> **Do this**: Reproduce, character for character, the lines in the records below, running from the one containing "like-count: 17 — [535, 133, 549, 147]" through the one containing "like-count: 15 — [535, 375, 549, 389]".

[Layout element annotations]
<<<<
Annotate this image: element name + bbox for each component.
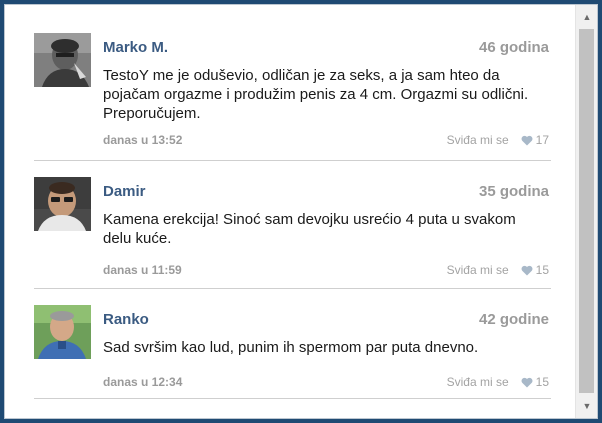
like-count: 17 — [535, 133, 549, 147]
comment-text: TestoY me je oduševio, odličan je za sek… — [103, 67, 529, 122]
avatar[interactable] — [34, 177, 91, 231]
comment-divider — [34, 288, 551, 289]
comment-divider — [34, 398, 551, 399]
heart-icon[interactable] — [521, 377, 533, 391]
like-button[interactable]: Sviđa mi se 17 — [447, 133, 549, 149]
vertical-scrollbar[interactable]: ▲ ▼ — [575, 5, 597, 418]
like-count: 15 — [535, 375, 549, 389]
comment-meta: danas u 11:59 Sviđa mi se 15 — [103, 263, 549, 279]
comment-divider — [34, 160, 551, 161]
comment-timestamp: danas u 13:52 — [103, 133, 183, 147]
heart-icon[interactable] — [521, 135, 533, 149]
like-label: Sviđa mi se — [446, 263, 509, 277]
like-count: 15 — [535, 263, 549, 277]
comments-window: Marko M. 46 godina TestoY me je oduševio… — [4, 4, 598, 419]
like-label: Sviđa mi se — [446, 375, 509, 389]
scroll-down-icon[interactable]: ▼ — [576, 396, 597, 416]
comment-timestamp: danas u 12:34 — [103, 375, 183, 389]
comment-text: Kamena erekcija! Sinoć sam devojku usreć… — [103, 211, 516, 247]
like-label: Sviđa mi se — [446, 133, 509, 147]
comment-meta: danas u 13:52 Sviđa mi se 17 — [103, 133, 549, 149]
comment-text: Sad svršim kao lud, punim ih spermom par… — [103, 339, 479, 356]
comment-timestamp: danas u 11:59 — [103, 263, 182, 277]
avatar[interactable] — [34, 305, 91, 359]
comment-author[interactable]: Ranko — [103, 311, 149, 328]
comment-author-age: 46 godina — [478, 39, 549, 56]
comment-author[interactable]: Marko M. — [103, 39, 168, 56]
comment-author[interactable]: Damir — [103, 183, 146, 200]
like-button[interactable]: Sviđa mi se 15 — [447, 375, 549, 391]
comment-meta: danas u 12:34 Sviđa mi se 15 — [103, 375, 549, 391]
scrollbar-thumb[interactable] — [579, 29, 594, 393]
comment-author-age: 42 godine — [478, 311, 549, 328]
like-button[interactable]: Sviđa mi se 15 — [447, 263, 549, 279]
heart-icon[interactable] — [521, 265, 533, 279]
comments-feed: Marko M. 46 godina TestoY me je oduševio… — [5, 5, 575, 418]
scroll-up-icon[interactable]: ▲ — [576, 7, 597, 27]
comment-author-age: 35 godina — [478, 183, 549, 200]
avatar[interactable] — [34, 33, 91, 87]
>>>>
> **Answer to the task**:
like-count: 17 — [535, 133, 549, 147]
comment-text: TestoY me je oduševio, odličan je za sek… — [103, 67, 529, 122]
avatar[interactable] — [34, 177, 91, 231]
comment-divider — [34, 288, 551, 289]
comment-divider — [34, 398, 551, 399]
heart-icon[interactable] — [521, 377, 533, 391]
like-button[interactable]: Sviđa mi se 17 — [447, 133, 549, 149]
vertical-scrollbar[interactable]: ▲ ▼ — [575, 5, 597, 418]
like-count: 15 — [535, 375, 549, 389]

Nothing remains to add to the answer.